▶ [REQUIREMENT]
Gather every line that includes the word "cool", please.

▶ [EXTRACTED MATERIAL]
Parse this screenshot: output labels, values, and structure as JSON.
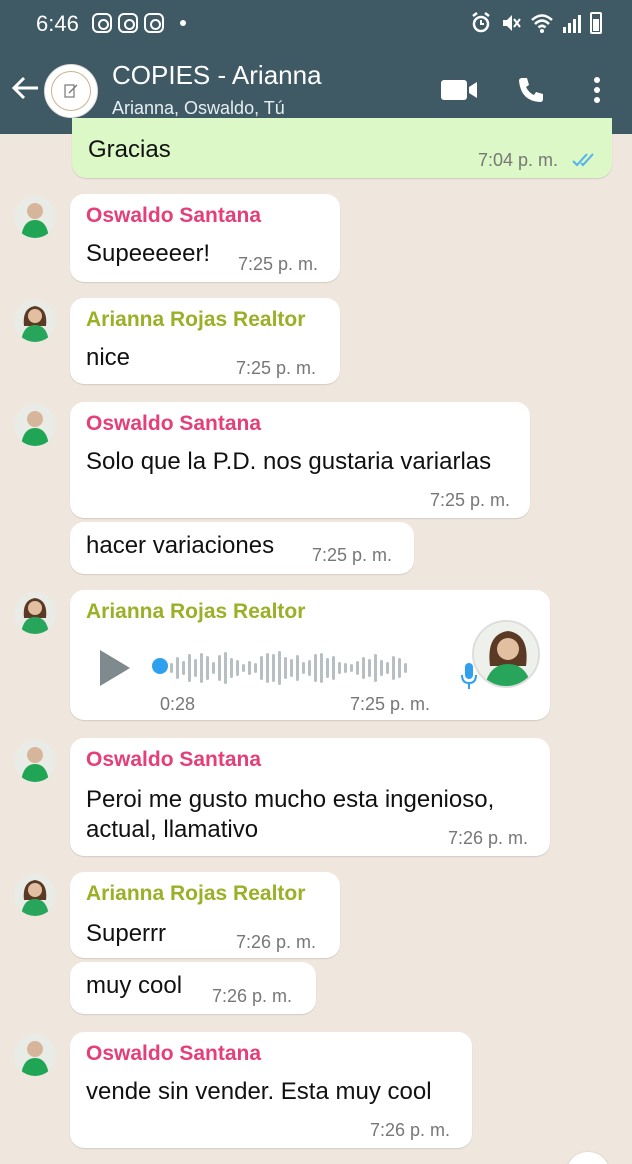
{
  "status_bar": {
    "time": "6:46"
  },
  "header": {
    "title": "COPIES - Arianna",
    "subtitle": "Arianna, Oswaldo, Tú"
  },
  "messages": [
    {
      "type": "outgoing",
      "text": "Gracias",
      "time": "7:04 p. m.",
      "status": "read"
    },
    {
      "sender": "Oswaldo Santana",
      "text": "Supeeeeer!",
      "time": "7:25 p. m."
    },
    {
      "sender": "Arianna Rojas Realtor",
      "text": "nice",
      "time": "7:25 p. m."
    },
    {
      "sender": "Oswaldo Santana",
      "text": "Solo que la P.D. nos gustaria variarlas",
      "time": "7:25 p. m."
    },
    {
      "text": "hacer variaciones",
      "time": "7:25 p. m."
    },
    {
      "sender": "Arianna Rojas Realtor",
      "type": "audio",
      "duration": "0:28",
      "time": "7:25 p. m.",
      "progress": 0
    },
    {
      "sender": "Oswaldo Santana",
      "text_line1": "Peroi me gusto mucho esta ingenioso,",
      "text_line2": "actual, llamativo",
      "time": "7:26 p. m."
    },
    {
      "sender": "Arianna Rojas Realtor",
      "text": "Superrr",
      "time": "7:26 p. m."
    },
    {
      "text": "muy cool",
      "time": "7:26 p. m."
    },
    {
      "sender": "Oswaldo Santana",
      "text": "vende sin vender. Esta muy cool",
      "time": "7:26 p. m."
    }
  ],
  "colors": {
    "header_bg": "#3f5a64",
    "chat_bg": "#efe7dd",
    "outgoing_bubble": "#dcf8c6",
    "sender_oswaldo": "#e53e78",
    "sender_arianna": "#9bb026",
    "read_ticks": "#4fb4ec"
  },
  "icons": {
    "back": "arrow-left-icon",
    "video": "video-call-icon",
    "call": "phone-icon",
    "menu": "more-vert-icon",
    "play": "play-icon",
    "mic": "microphone-icon"
  }
}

▶ [COMPLETE RESPONSE]
      "text": "muy cool",
      "text": "vende sin vender. Esta muy cool",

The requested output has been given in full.